Input records =
——
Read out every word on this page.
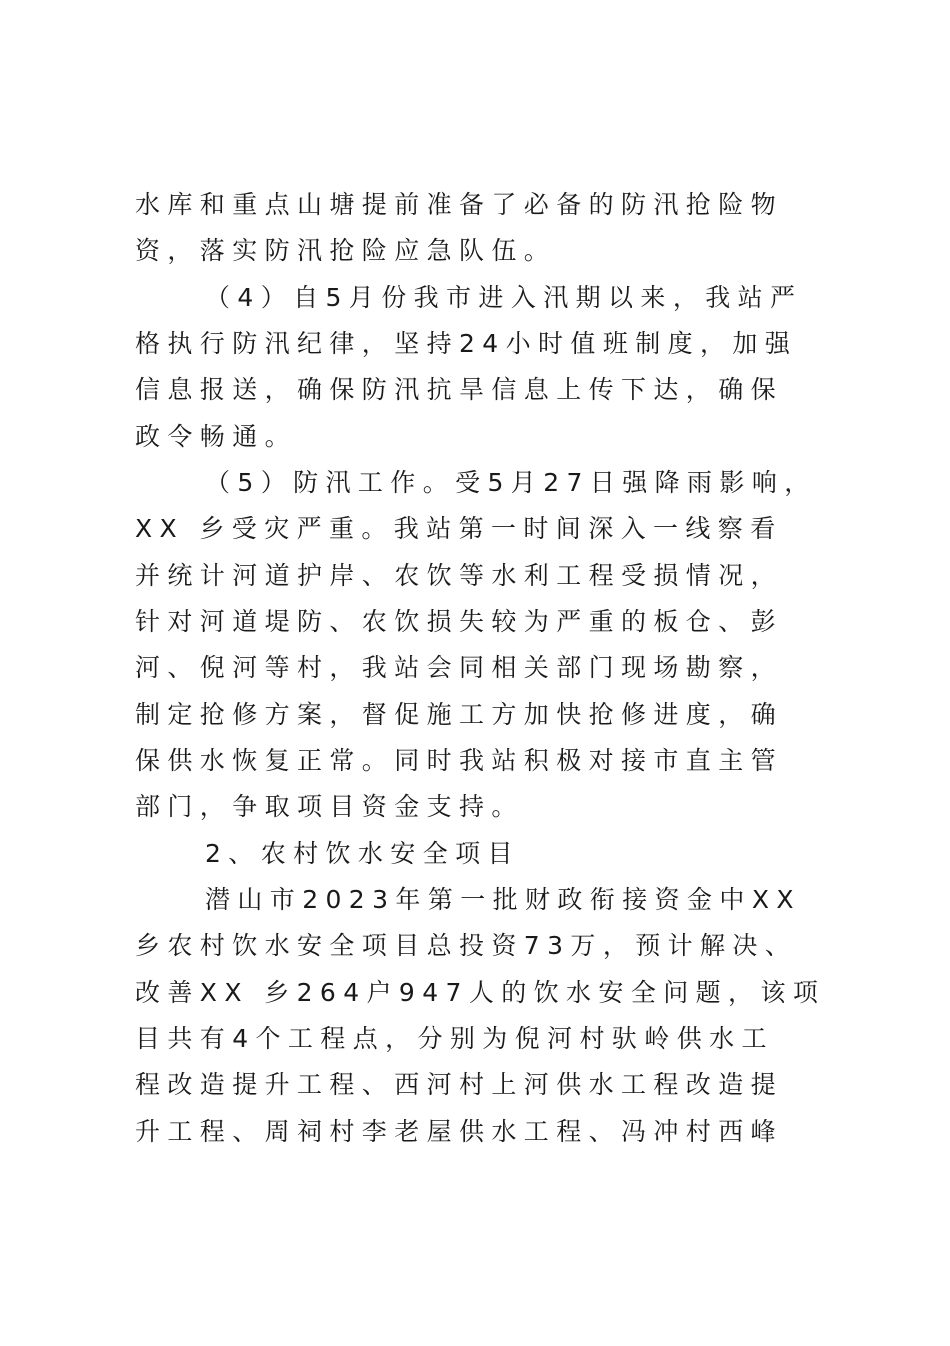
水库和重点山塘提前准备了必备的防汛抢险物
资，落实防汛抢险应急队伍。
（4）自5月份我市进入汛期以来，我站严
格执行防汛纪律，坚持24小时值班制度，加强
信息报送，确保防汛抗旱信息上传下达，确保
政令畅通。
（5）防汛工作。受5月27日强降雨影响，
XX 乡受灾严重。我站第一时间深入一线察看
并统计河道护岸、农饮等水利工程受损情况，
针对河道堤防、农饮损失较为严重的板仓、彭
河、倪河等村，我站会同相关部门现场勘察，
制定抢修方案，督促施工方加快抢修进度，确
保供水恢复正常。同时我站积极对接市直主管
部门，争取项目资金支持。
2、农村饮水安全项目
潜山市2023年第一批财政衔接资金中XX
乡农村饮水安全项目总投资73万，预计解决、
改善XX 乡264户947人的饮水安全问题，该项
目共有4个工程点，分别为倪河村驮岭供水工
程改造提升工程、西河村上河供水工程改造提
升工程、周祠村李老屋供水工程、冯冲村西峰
——
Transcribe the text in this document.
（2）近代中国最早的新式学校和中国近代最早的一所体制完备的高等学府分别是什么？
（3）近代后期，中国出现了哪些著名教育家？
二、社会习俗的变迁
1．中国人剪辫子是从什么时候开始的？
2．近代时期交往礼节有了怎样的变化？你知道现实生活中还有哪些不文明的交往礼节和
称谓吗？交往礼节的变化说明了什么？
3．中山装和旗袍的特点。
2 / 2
——
Short exercise = Report the number of lines in the listing above that include the word "this", and nothing else.

Task solution = 2